STATED TASK - Scan the data for lines with "less" and report the count by itself.

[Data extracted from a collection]
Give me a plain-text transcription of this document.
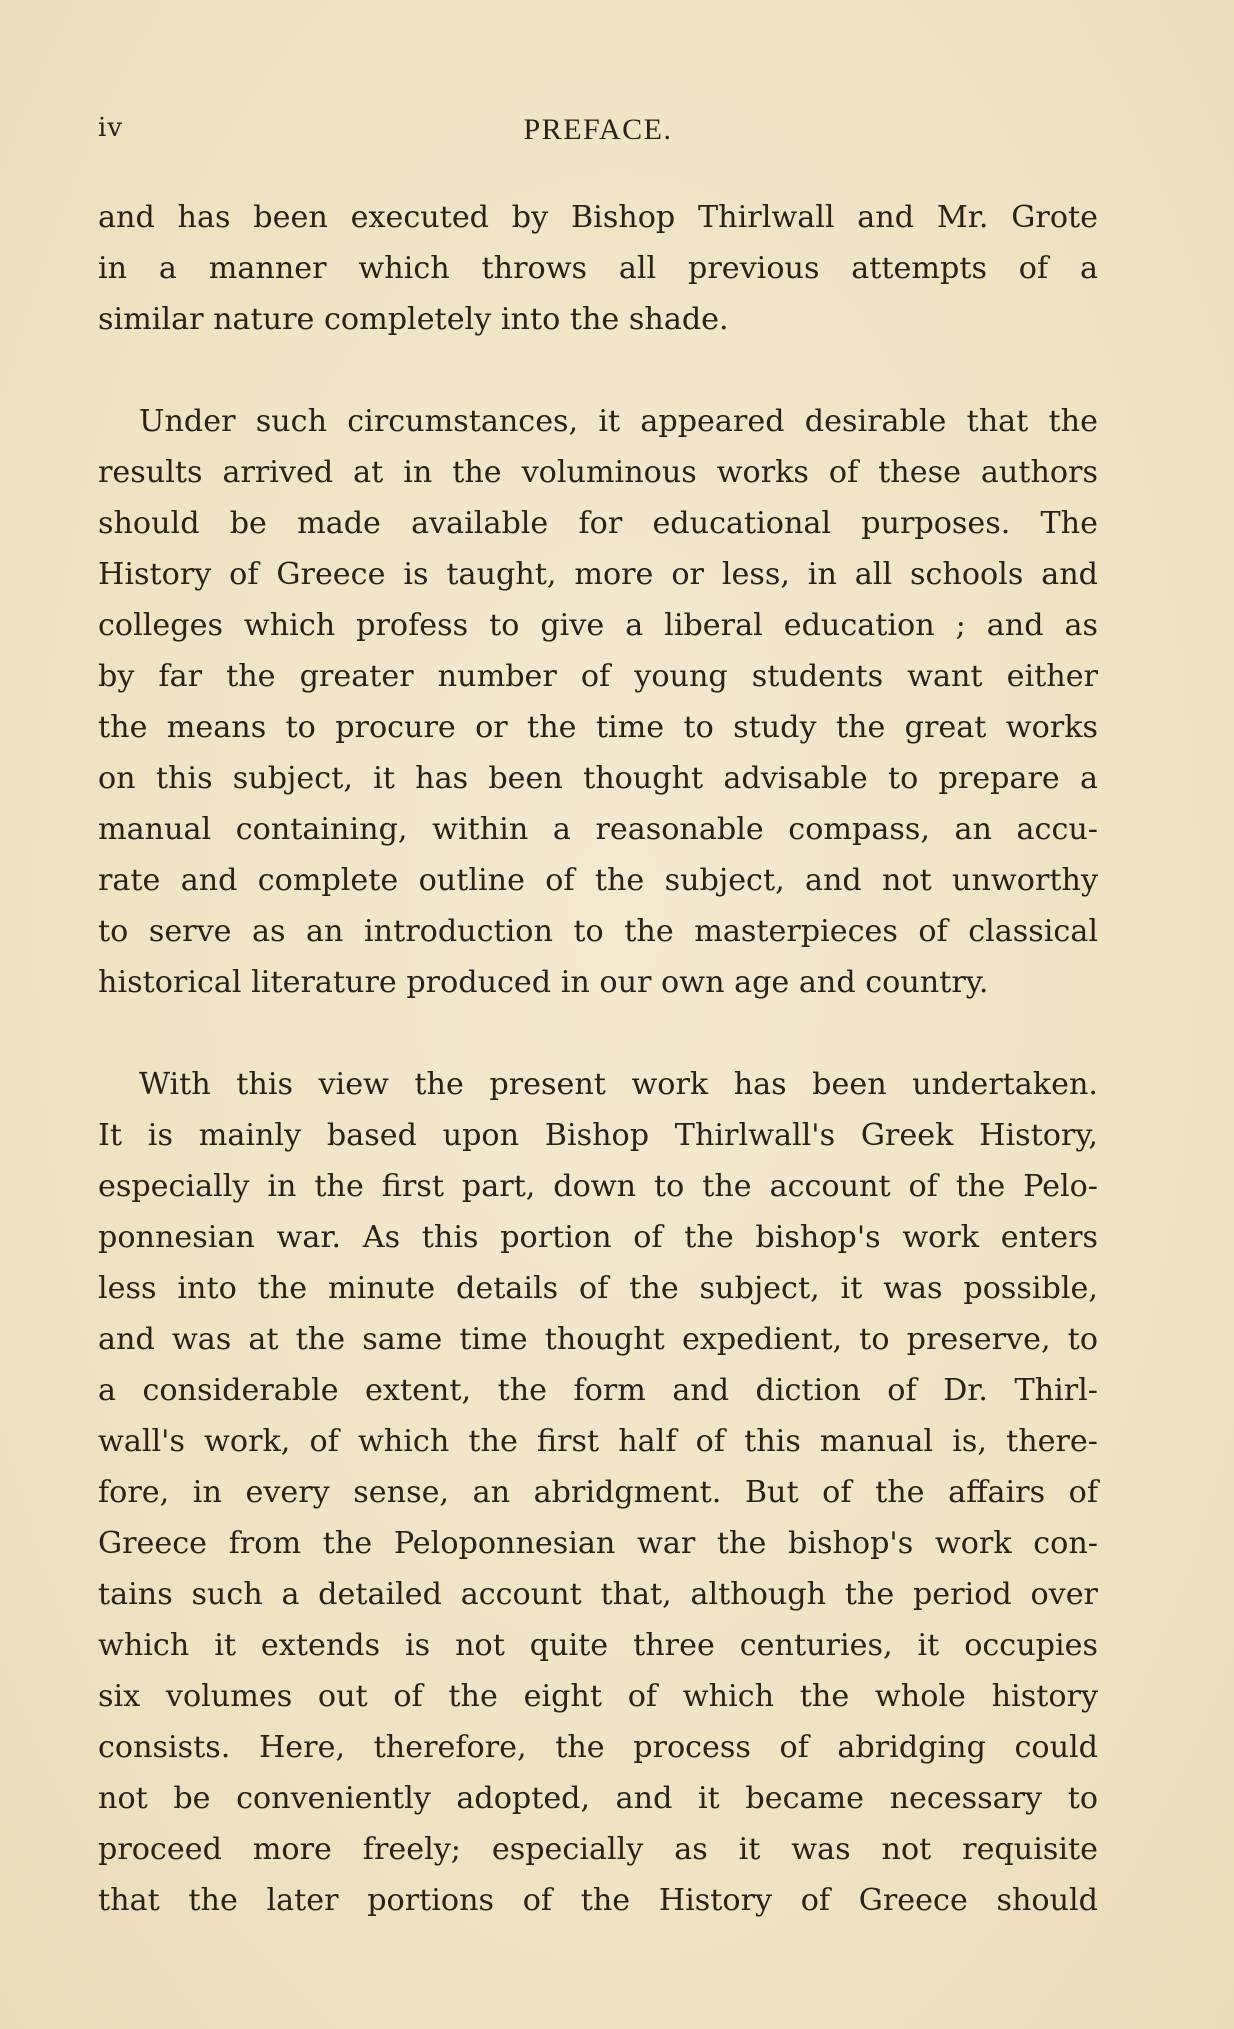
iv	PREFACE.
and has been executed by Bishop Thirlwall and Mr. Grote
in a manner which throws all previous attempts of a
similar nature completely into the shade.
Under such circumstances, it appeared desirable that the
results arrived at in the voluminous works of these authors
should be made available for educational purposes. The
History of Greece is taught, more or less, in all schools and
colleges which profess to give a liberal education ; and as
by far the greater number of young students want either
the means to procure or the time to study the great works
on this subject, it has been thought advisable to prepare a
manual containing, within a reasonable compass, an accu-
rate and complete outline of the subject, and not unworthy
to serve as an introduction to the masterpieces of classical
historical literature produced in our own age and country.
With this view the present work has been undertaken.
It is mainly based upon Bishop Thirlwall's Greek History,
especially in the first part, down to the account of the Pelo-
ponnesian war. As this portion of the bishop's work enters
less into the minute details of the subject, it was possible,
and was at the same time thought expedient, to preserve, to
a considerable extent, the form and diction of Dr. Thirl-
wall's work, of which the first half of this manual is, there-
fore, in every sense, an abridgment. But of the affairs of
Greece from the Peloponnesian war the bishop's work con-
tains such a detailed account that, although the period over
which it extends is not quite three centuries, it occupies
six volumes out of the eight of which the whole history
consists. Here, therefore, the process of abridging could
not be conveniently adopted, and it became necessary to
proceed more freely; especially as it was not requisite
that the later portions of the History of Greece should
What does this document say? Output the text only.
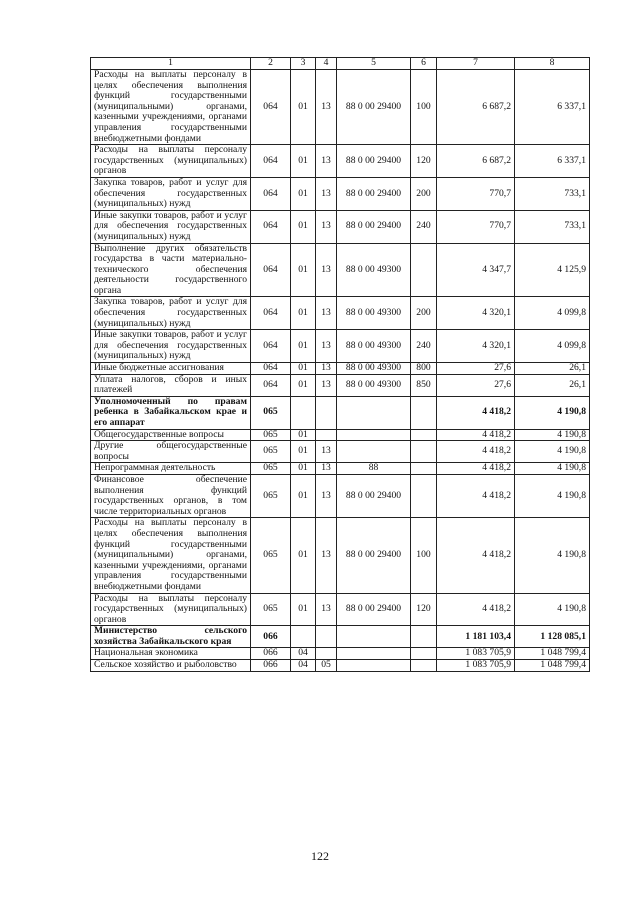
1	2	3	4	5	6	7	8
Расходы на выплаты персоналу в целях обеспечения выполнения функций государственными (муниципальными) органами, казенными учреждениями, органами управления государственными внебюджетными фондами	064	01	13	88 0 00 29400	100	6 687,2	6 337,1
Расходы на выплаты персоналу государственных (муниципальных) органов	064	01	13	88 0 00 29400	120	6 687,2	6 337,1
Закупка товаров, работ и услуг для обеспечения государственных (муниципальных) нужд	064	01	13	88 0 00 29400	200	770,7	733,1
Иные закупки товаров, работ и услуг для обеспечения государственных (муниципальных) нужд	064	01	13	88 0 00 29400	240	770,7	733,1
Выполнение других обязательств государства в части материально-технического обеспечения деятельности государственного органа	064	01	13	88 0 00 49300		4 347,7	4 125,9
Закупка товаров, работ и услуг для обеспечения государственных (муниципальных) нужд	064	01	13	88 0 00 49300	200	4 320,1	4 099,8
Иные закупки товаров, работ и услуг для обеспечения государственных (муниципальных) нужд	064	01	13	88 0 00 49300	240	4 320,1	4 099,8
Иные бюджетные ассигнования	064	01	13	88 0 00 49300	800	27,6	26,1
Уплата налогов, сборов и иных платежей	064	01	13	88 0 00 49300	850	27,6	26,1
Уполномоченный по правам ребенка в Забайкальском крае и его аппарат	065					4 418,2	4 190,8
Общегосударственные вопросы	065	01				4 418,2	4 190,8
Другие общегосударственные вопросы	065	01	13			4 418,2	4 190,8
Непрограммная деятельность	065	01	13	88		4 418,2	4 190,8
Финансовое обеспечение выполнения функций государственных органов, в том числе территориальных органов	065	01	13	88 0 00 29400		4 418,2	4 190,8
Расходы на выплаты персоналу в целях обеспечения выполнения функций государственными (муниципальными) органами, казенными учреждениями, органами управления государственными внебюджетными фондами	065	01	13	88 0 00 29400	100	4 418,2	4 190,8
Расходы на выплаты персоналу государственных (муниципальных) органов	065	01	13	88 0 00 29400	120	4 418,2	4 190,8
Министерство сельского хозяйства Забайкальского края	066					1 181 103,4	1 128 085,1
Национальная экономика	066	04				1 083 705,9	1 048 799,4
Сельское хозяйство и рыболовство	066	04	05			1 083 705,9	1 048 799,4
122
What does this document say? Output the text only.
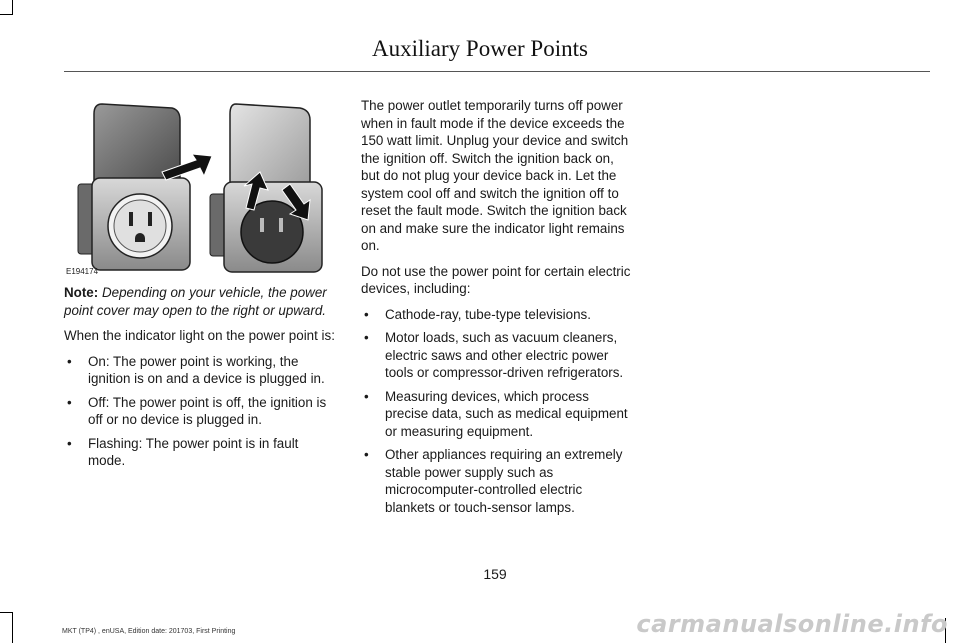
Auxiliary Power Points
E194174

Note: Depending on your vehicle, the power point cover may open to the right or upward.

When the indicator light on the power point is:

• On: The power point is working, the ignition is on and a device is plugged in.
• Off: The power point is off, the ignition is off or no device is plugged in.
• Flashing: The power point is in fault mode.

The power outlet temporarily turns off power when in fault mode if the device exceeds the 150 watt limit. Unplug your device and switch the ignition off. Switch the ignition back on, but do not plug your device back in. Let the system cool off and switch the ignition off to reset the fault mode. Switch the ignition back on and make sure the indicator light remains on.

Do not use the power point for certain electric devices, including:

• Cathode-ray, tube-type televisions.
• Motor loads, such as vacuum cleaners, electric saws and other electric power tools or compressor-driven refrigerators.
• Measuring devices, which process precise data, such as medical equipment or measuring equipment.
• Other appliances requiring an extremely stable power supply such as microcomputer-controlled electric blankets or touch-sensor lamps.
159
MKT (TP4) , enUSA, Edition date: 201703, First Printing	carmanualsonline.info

THE RESULT - 2